Task inputs:
******

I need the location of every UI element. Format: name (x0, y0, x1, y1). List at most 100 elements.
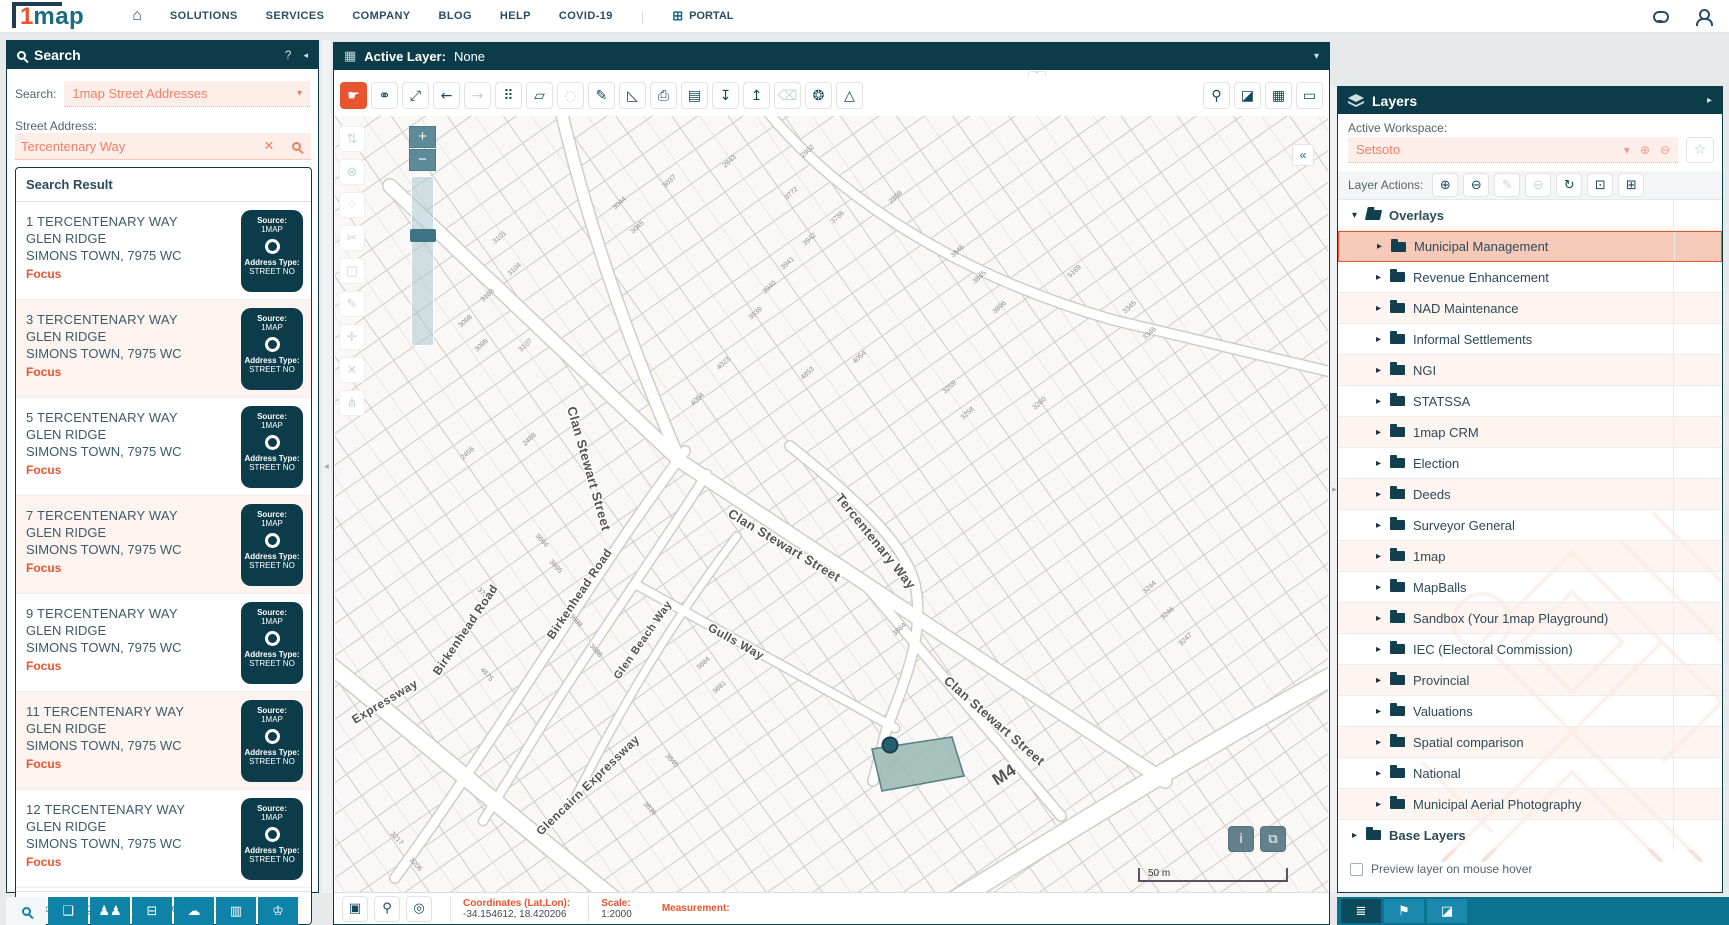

******

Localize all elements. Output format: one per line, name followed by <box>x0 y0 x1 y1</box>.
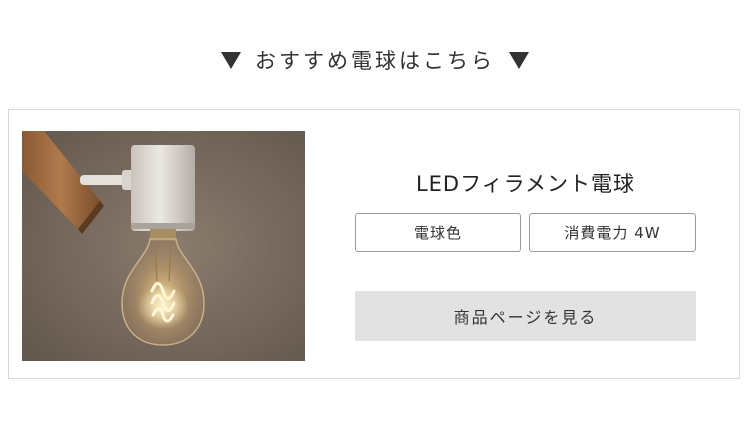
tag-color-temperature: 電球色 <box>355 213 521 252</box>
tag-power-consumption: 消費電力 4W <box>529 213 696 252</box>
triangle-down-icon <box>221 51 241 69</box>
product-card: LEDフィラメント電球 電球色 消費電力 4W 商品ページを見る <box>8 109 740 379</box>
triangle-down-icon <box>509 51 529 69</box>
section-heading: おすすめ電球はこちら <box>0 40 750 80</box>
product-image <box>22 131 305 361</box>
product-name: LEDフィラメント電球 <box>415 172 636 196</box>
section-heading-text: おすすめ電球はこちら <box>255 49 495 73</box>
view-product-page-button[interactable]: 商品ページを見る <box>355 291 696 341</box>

******

What is expected: Copy out the rows above verbatim, from the line with "Localize all elements." to the line with "triangle-down-icon <box>509 51 529 69</box>", including both of those lines. Omit the pictures.

Answer to the problem:
Localize all elements. Output format: one per line, name followed by <box>x0 y0 x1 y1</box>.
tag-color-temperature: 電球色 <box>355 213 521 252</box>
tag-power-consumption: 消費電力 4W <box>529 213 696 252</box>
triangle-down-icon <box>221 51 241 69</box>
product-card: LEDフィラメント電球 電球色 消費電力 4W 商品ページを見る <box>8 109 740 379</box>
triangle-down-icon <box>509 51 529 69</box>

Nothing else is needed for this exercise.